## Exercise brief
Would you output the whole listing below, exactly as it reads?

## Provided entries
============
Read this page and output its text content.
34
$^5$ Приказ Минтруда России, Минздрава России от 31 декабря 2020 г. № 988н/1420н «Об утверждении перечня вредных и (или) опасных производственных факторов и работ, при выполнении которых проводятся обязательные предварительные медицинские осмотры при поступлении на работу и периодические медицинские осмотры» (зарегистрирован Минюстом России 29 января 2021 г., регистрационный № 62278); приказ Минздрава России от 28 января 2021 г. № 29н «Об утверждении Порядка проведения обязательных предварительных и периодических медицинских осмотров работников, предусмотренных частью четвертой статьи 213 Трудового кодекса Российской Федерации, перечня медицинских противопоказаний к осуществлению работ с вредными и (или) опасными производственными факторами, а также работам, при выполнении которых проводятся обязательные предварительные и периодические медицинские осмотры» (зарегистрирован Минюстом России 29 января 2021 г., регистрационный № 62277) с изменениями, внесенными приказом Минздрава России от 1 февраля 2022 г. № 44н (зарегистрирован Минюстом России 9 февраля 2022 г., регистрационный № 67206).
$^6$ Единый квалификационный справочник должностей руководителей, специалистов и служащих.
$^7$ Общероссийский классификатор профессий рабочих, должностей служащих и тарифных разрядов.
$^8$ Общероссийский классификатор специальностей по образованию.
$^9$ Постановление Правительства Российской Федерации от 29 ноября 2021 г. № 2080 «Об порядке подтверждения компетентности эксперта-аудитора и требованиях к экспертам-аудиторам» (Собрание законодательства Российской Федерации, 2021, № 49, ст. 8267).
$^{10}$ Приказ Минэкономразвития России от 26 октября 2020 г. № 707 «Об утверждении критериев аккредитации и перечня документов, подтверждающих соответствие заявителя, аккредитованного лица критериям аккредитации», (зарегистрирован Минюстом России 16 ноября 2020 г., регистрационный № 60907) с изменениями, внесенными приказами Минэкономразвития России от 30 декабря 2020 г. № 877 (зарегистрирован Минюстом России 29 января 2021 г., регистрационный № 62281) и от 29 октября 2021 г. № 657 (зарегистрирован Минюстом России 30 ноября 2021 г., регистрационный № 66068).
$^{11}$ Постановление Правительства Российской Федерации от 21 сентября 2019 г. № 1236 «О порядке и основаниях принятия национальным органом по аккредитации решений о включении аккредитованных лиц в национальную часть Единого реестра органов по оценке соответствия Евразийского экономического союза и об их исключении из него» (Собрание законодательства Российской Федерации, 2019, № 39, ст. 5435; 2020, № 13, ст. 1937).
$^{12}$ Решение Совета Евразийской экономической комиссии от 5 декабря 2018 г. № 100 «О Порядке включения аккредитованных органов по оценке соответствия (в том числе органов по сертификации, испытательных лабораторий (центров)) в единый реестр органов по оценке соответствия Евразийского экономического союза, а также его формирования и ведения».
============
## Task output
Read this page and output its text content.
34
$^5$ Приказ Минтруда России, Минздрава России от 31 декабря 2020 г. № 988н/1420н «Об утверждении перечня вредных и (или) опасных производственных факторов и работ, при выполнении которых проводятся обязательные предварительные медицинские осмотры при поступлении на работу и периодические медицинские осмотры» (зарегистрирован Минюстом России 29 января 2021 г., регистрационный № 62278); приказ Минздрава России от 28 января 2021 г. № 29н «Об утверждении Порядка проведения обязательных предварительных и периодических медицинских осмотров работников, предусмотренных частью четвертой статьи 213 Трудового кодекса Российской Федерации, перечня медицинских противопоказаний к осуществлению работ с вредными и (или) опасными производственными факторами, а также работам, при выполнении которых проводятся обязательные предварительные и периодические медицинские осмотры» (зарегистрирован Минюстом России 29 января 2021 г., регистрационный № 62277) с изменениями, внесенными приказом Минздрава России от 1 февраля 2022 г. № 44н (зарегистрирован Минюстом России 9 февраля 2022 г., регистрационный № 67206).
$^6$ Единый квалификационный справочник должностей руководителей, специалистов и служащих.
$^7$ Общероссийский классификатор профессий рабочих, должностей служащих и тарифных разрядов.
$^8$ Общероссийский классификатор специальностей по образованию.
$^9$ Постановление Правительства Российской Федерации от 29 ноября 2021 г. № 2080 «Об порядке подтверждения компетентности эксперта-аудитора и требованиях к экспертам-аудиторам» (Собрание законодательства Российской Федерации, 2021, № 49, ст. 8267).
$^{10}$ Приказ Минэкономразвития России от 26 октября 2020 г. № 707 «Об утверждении критериев аккредитации и перечня документов, подтверждающих соответствие заявителя, аккредитованного лица критериям аккредитации», (зарегистрирован Минюстом России 16 ноября 2020 г., регистрационный № 60907) с изменениями, внесенными приказами Минэкономразвития России от 30 декабря 2020 г. № 877 (зарегистрирован Минюстом России 29 января 2021 г., регистрационный № 62281) и от 29 октября 2021 г. № 657 (зарегистрирован Минюстом России 30 ноября 2021 г., регистрационный № 66068).
$^{11}$ Постановление Правительства Российской Федерации от 21 сентября 2019 г. № 1236 «О порядке и основаниях принятия национальным органом по аккредитации решений о включении аккредитованных лиц в национальную часть Единого реестра органов по оценке соответствия Евразийского экономического союза и об их исключении из него» (Собрание законодательства Российской Федерации, 2019, № 39, ст. 5435; 2020, № 13, ст. 1937).
$^{12}$ Решение Совета Евразийской экономической комиссии от 5 декабря 2018 г. № 100 «О Порядке включения аккредитованных органов по оценке соответствия (в том числе органов по сертификации, испытательных лабораторий (центров)) в единый реестр органов по оценке соответствия Евразийского экономического союза, а также его формирования и ведения».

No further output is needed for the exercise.